Each record below is to be copied word for word, with pictures removed.

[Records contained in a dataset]

## START

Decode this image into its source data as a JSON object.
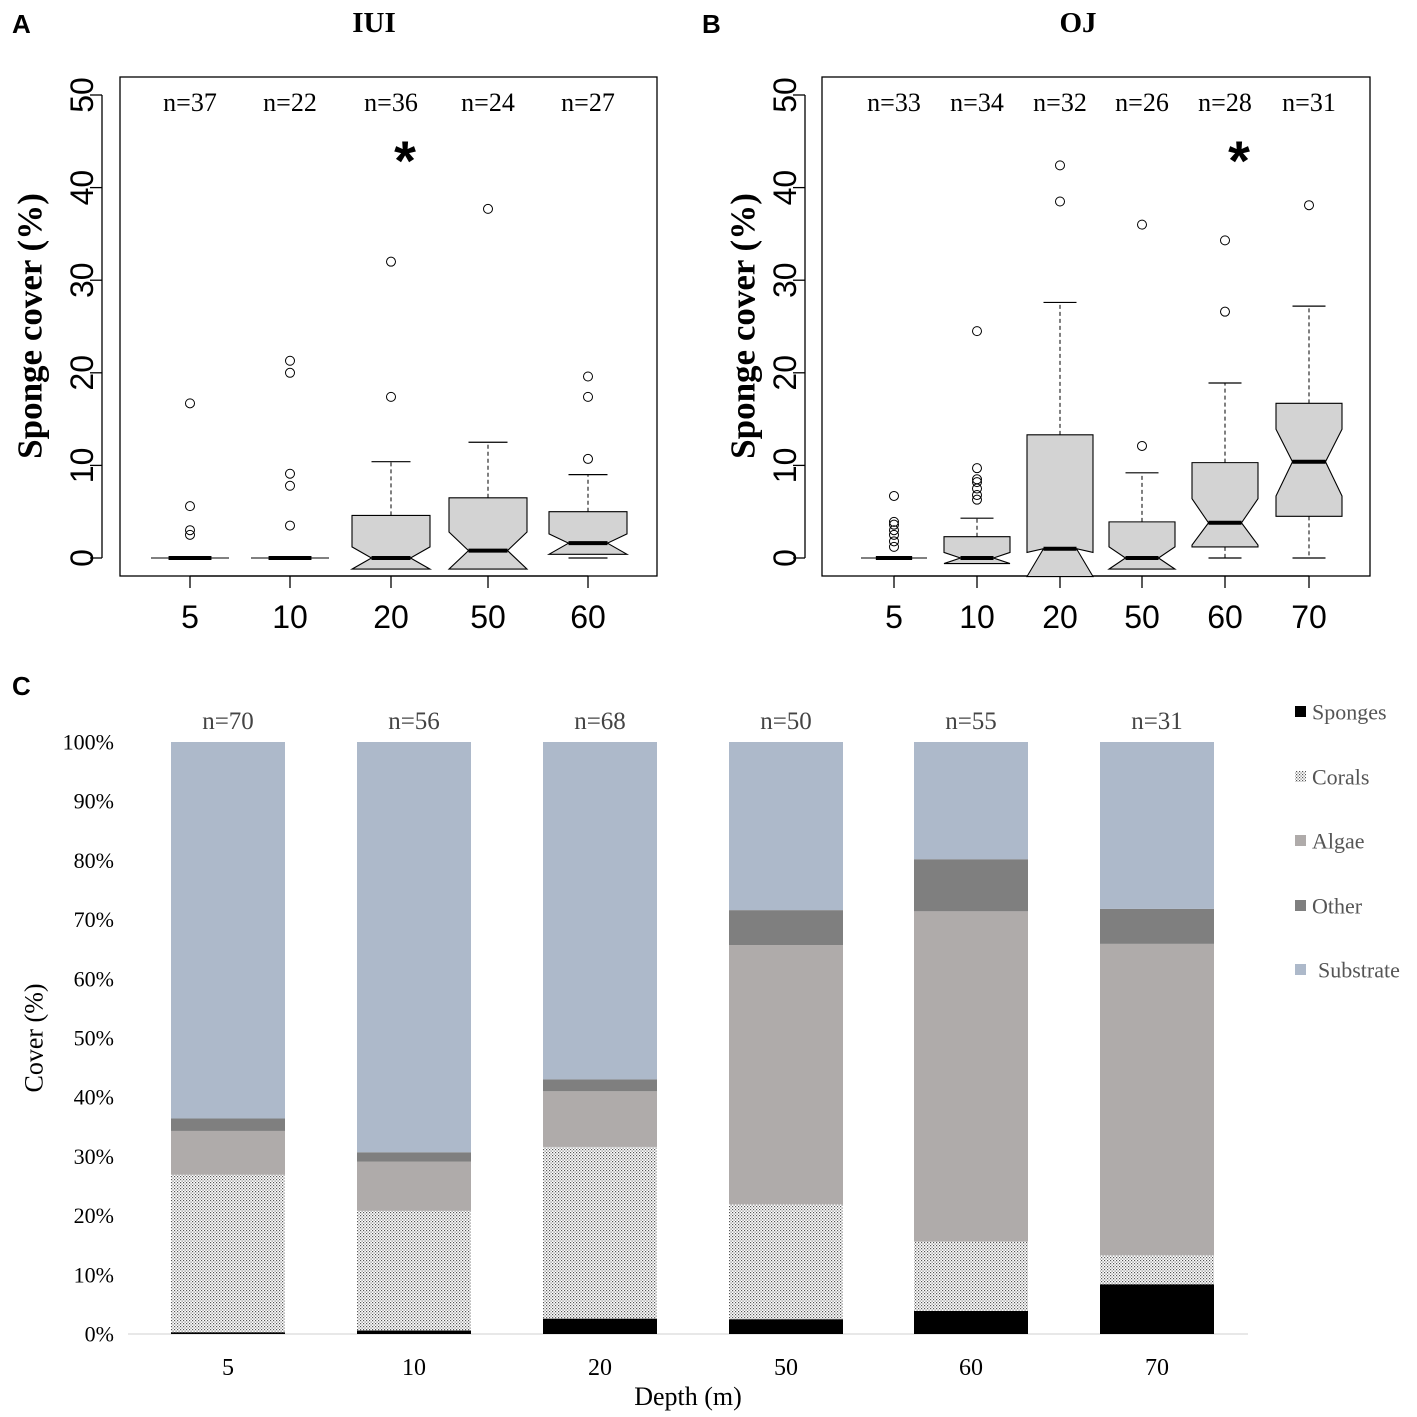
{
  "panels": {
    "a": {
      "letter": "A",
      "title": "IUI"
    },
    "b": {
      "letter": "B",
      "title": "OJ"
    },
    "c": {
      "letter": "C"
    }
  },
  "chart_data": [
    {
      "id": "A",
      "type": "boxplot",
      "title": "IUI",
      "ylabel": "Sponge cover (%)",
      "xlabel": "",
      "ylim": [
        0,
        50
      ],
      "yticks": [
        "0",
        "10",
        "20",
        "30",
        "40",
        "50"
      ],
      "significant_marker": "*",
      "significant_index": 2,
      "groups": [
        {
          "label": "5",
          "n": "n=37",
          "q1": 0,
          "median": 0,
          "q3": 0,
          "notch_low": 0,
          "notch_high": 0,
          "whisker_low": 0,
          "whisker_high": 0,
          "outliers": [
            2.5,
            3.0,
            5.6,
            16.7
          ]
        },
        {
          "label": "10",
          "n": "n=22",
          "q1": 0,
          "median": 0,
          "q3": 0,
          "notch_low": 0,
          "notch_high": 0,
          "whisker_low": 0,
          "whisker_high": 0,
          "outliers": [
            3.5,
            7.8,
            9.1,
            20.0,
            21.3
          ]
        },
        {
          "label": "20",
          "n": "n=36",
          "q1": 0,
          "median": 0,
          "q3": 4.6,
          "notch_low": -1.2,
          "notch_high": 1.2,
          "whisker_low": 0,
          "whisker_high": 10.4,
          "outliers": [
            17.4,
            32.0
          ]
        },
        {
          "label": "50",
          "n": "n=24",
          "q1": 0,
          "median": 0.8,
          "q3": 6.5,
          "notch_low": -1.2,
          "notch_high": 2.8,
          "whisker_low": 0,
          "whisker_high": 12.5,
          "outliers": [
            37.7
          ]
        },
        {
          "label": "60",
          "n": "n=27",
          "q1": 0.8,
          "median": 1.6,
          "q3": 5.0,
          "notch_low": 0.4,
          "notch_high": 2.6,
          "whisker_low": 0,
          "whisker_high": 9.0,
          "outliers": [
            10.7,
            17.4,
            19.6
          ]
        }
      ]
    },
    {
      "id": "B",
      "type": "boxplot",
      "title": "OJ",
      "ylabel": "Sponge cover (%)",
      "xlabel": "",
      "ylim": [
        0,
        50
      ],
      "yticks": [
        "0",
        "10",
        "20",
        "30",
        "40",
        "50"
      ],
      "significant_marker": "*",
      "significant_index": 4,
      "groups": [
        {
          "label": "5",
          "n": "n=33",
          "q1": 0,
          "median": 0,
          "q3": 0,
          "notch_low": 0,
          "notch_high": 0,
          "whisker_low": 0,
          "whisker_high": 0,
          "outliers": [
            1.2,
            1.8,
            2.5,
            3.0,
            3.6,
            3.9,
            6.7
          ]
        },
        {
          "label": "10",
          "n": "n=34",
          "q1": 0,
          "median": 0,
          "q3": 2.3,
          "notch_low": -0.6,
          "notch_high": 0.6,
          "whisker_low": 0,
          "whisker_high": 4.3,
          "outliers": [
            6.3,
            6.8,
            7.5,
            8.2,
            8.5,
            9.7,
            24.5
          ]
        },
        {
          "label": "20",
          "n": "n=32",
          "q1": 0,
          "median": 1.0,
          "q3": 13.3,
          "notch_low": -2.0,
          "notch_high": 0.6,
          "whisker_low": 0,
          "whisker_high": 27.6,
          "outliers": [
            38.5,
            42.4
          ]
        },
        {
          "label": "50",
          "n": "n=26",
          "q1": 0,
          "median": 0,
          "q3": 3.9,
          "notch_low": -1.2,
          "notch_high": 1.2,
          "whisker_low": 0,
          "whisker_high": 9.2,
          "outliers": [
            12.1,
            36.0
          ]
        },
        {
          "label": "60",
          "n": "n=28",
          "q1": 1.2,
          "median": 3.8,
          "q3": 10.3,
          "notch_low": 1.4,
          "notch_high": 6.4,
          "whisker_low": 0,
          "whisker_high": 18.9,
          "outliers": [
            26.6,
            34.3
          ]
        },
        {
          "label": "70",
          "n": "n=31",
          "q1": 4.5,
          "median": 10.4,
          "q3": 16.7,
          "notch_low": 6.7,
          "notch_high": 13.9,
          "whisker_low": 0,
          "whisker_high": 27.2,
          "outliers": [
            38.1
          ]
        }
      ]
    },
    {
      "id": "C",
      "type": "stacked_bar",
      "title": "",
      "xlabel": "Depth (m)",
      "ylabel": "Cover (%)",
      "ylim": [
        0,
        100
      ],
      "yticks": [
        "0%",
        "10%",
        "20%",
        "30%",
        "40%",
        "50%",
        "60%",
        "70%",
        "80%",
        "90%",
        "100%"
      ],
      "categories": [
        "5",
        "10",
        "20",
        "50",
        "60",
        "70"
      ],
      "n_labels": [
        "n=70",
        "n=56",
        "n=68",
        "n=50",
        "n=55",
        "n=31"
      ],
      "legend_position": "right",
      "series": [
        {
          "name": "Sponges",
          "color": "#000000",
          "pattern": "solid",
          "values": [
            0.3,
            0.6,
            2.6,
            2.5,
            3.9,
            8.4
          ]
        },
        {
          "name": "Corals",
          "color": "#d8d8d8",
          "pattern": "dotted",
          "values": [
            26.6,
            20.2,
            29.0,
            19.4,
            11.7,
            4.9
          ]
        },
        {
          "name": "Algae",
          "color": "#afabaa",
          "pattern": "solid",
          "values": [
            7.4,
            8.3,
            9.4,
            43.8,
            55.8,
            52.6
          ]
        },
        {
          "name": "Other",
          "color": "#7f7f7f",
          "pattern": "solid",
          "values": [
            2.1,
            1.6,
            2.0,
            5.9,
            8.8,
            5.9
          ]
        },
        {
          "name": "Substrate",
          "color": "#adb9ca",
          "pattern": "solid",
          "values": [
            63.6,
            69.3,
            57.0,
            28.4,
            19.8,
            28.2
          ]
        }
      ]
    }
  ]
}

## END

WORKED SOLUTION:
Decode this image into its source data as a JSON object.
{
  "panels": {
    "a": {
      "letter": "A",
      "title": "IUI"
    },
    "b": {
      "letter": "B",
      "title": "OJ"
    },
    "c": {
      "letter": "C"
    }
  },
  "chart_data": [
    {
      "id": "A",
      "type": "boxplot",
      "title": "IUI",
      "ylabel": "Sponge cover (%)",
      "xlabel": "",
      "ylim": [
        0,
        50
      ],
      "yticks": [
        "0",
        "10",
        "20",
        "30",
        "40",
        "50"
      ],
      "significant_marker": "*",
      "significant_index": 2,
      "groups": [
        {
          "label": "5",
          "n": "n=37",
          "q1": 0,
          "median": 0,
          "q3": 0,
          "notch_low": 0,
          "notch_high": 0,
          "whisker_low": 0,
          "whisker_high": 0,
          "outliers": [
            2.5,
            3.0,
            5.6,
            16.7
          ]
        },
        {
          "label": "10",
          "n": "n=22",
          "q1": 0,
          "median": 0,
          "q3": 0,
          "notch_low": 0,
          "notch_high": 0,
          "whisker_low": 0,
          "whisker_high": 0,
          "outliers": [
            3.5,
            7.8,
            9.1,
            20.0,
            21.3
          ]
        },
        {
          "label": "20",
          "n": "n=36",
          "q1": 0,
          "median": 0,
          "q3": 4.6,
          "notch_low": -1.2,
          "notch_high": 1.2,
          "whisker_low": 0,
          "whisker_high": 10.4,
          "outliers": [
            17.4,
            32.0
          ]
        },
        {
          "label": "50",
          "n": "n=24",
          "q1": 0,
          "median": 0.8,
          "q3": 6.5,
          "notch_low": -1.2,
          "notch_high": 2.8,
          "whisker_low": 0,
          "whisker_high": 12.5,
          "outliers": [
            37.7
          ]
        },
        {
          "label": "60",
          "n": "n=27",
          "q1": 0.8,
          "median": 1.6,
          "q3": 5.0,
          "notch_low": 0.4,
          "notch_high": 2.6,
          "whisker_low": 0,
          "whisker_high": 9.0,
          "outliers": [
            10.7,
            17.4,
            19.6
          ]
        }
      ]
    },
    {
      "id": "B",
      "type": "boxplot",
      "title": "OJ",
      "ylabel": "Sponge cover (%)",
      "xlabel": "",
      "ylim": [
        0,
        50
      ],
      "yticks": [
        "0",
        "10",
        "20",
        "30",
        "40",
        "50"
      ],
      "significant_marker": "*",
      "significant_index": 4,
      "groups": [
        {
          "label": "5",
          "n": "n=33",
          "q1": 0,
          "median": 0,
          "q3": 0,
          "notch_low": 0,
          "notch_high": 0,
          "whisker_low": 0,
          "whisker_high": 0,
          "outliers": [
            1.2,
            1.8,
            2.5,
            3.0,
            3.6,
            3.9,
            6.7
          ]
        },
        {
          "label": "10",
          "n": "n=34",
          "q1": 0,
          "median": 0,
          "q3": 2.3,
          "notch_low": -0.6,
          "notch_high": 0.6,
          "whisker_low": 0,
          "whisker_high": 4.3,
          "outliers": [
            6.3,
            6.8,
            7.5,
            8.2,
            8.5,
            9.7,
            24.5
          ]
        },
        {
          "label": "20",
          "n": "n=32",
          "q1": 0,
          "median": 1.0,
          "q3": 13.3,
          "notch_low": -2.0,
          "notch_high": 0.6,
          "whisker_low": 0,
          "whisker_high": 27.6,
          "outliers": [
            38.5,
            42.4
          ]
        },
        {
          "label": "50",
          "n": "n=26",
          "q1": 0,
          "median": 0,
          "q3": 3.9,
          "notch_low": -1.2,
          "notch_high": 1.2,
          "whisker_low": 0,
          "whisker_high": 9.2,
          "outliers": [
            12.1,
            36.0
          ]
        },
        {
          "label": "60",
          "n": "n=28",
          "q1": 1.2,
          "median": 3.8,
          "q3": 10.3,
          "notch_low": 1.4,
          "notch_high": 6.4,
          "whisker_low": 0,
          "whisker_high": 18.9,
          "outliers": [
            26.6,
            34.3
          ]
        },
        {
          "label": "70",
          "n": "n=31",
          "q1": 4.5,
          "median": 10.4,
          "q3": 16.7,
          "notch_low": 6.7,
          "notch_high": 13.9,
          "whisker_low": 0,
          "whisker_high": 27.2,
          "outliers": [
            38.1
          ]
        }
      ]
    },
    {
      "id": "C",
      "type": "stacked_bar",
      "title": "",
      "xlabel": "Depth (m)",
      "ylabel": "Cover (%)",
      "ylim": [
        0,
        100
      ],
      "yticks": [
        "0%",
        "10%",
        "20%",
        "30%",
        "40%",
        "50%",
        "60%",
        "70%",
        "80%",
        "90%",
        "100%"
      ],
      "categories": [
        "5",
        "10",
        "20",
        "50",
        "60",
        "70"
      ],
      "n_labels": [
        "n=70",
        "n=56",
        "n=68",
        "n=50",
        "n=55",
        "n=31"
      ],
      "legend_position": "right",
      "series": [
        {
          "name": "Sponges",
          "color": "#000000",
          "pattern": "solid",
          "values": [
            0.3,
            0.6,
            2.6,
            2.5,
            3.9,
            8.4
          ]
        },
        {
          "name": "Corals",
          "color": "#d8d8d8",
          "pattern": "dotted",
          "values": [
            26.6,
            20.2,
            29.0,
            19.4,
            11.7,
            4.9
          ]
        },
        {
          "name": "Algae",
          "color": "#afabaa",
          "pattern": "solid",
          "values": [
            7.4,
            8.3,
            9.4,
            43.8,
            55.8,
            52.6
          ]
        },
        {
          "name": "Other",
          "color": "#7f7f7f",
          "pattern": "solid",
          "values": [
            2.1,
            1.6,
            2.0,
            5.9,
            8.8,
            5.9
          ]
        },
        {
          "name": "Substrate",
          "color": "#adb9ca",
          "pattern": "solid",
          "values": [
            63.6,
            69.3,
            57.0,
            28.4,
            19.8,
            28.2
          ]
        }
      ]
    }
  ]
}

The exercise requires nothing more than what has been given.